⟨

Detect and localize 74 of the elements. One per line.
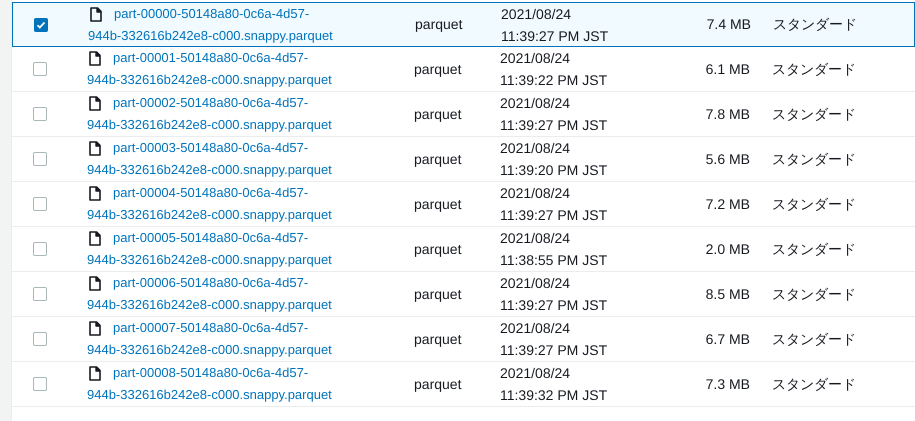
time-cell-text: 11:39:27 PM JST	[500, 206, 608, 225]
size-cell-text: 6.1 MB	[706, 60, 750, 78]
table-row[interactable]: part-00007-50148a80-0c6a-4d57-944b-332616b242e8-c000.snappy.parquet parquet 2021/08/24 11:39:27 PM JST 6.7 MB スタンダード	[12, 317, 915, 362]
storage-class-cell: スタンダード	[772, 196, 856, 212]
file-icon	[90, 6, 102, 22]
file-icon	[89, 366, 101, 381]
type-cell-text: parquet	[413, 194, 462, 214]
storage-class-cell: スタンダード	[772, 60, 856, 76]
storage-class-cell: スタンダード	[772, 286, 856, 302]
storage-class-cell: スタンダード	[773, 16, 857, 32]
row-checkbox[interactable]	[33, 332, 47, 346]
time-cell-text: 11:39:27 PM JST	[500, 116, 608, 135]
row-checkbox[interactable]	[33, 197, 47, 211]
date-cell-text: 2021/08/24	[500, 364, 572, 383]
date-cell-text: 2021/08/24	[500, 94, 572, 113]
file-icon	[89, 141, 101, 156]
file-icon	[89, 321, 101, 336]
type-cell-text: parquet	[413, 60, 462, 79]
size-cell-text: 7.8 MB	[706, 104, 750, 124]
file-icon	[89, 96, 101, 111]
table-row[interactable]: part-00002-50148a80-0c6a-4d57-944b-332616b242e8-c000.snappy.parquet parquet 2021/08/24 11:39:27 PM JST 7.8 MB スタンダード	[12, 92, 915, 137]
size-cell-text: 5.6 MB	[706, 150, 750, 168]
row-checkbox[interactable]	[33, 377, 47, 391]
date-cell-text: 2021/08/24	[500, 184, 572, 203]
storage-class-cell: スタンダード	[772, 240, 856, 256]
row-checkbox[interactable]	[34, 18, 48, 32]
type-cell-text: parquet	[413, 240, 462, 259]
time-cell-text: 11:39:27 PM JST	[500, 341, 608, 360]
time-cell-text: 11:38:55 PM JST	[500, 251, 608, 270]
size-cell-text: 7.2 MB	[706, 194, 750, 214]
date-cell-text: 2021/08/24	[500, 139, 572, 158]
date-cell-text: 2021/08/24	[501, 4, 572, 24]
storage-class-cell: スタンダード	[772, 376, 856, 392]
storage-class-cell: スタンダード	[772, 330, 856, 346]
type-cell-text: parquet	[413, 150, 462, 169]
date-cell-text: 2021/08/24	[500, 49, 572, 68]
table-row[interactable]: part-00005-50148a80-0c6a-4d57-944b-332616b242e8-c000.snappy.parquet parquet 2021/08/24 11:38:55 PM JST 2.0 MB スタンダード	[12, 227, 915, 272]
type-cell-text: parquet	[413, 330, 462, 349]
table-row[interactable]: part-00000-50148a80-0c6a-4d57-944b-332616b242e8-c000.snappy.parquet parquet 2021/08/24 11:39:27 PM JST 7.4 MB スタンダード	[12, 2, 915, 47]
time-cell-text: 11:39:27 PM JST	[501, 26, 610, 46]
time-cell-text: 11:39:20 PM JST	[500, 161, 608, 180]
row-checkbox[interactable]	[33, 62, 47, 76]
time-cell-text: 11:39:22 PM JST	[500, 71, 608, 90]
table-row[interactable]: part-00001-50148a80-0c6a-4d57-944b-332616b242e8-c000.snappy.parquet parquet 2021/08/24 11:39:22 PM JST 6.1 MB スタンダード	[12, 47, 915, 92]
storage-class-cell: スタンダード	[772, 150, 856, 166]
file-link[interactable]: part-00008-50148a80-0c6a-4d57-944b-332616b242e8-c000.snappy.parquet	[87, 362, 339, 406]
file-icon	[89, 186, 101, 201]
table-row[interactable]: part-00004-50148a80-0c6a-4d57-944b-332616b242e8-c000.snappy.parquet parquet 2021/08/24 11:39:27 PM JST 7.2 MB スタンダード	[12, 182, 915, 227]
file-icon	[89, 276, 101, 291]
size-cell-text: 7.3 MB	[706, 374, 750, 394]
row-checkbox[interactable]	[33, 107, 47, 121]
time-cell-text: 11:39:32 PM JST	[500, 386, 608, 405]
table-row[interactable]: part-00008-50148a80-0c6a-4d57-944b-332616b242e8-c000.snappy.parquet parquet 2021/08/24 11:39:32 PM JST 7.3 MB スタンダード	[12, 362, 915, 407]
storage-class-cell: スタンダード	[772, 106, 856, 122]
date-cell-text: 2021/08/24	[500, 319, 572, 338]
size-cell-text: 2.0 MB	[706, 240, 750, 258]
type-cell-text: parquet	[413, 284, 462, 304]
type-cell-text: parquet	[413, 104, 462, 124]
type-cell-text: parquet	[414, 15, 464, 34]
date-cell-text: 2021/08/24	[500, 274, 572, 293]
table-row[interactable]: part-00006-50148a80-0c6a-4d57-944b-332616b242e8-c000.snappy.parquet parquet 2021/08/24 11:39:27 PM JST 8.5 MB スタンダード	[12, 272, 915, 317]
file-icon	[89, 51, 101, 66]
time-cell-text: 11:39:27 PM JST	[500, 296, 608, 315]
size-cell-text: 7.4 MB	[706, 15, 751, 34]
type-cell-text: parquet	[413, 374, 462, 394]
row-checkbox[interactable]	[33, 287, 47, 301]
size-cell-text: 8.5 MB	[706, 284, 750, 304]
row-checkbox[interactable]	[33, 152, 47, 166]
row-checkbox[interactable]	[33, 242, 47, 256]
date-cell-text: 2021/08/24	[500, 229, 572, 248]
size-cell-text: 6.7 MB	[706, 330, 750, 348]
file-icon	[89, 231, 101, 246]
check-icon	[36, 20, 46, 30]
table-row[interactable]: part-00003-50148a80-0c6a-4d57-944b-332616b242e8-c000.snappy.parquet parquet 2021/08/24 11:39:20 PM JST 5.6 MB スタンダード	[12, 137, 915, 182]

⟩
⟨

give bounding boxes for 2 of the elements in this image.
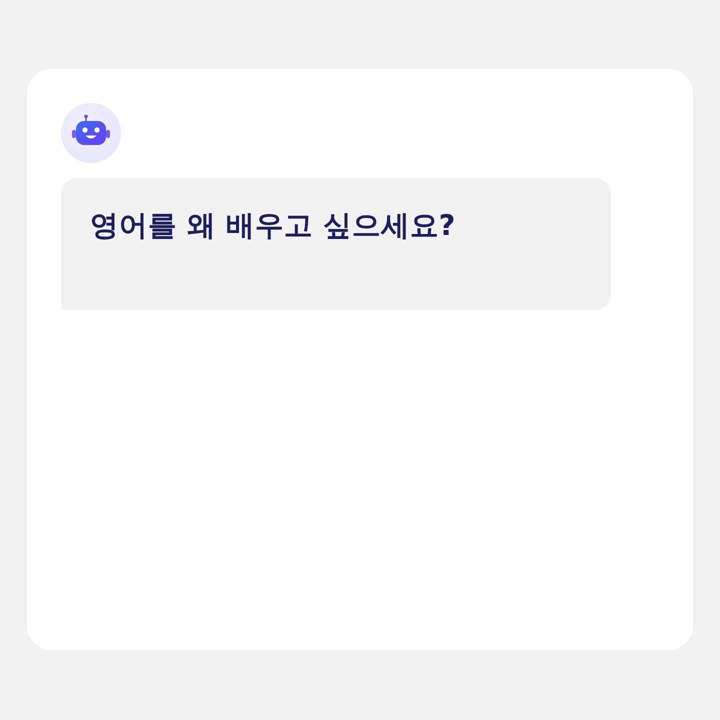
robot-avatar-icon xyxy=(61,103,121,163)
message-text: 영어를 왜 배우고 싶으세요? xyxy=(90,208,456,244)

⟩

Print the stretch of rows from the line containing "give bounding boxes" through the line containing "message-text: 영어를 왜" verbatim, both end lines included. Omit the picture from the output.

Exercise solution
give bounding boxes for 2 of the elements in this image.
robot-avatar-icon xyxy=(61,103,121,163)
message-text: 영어를 왜 배우고 싶으세요? xyxy=(90,208,456,244)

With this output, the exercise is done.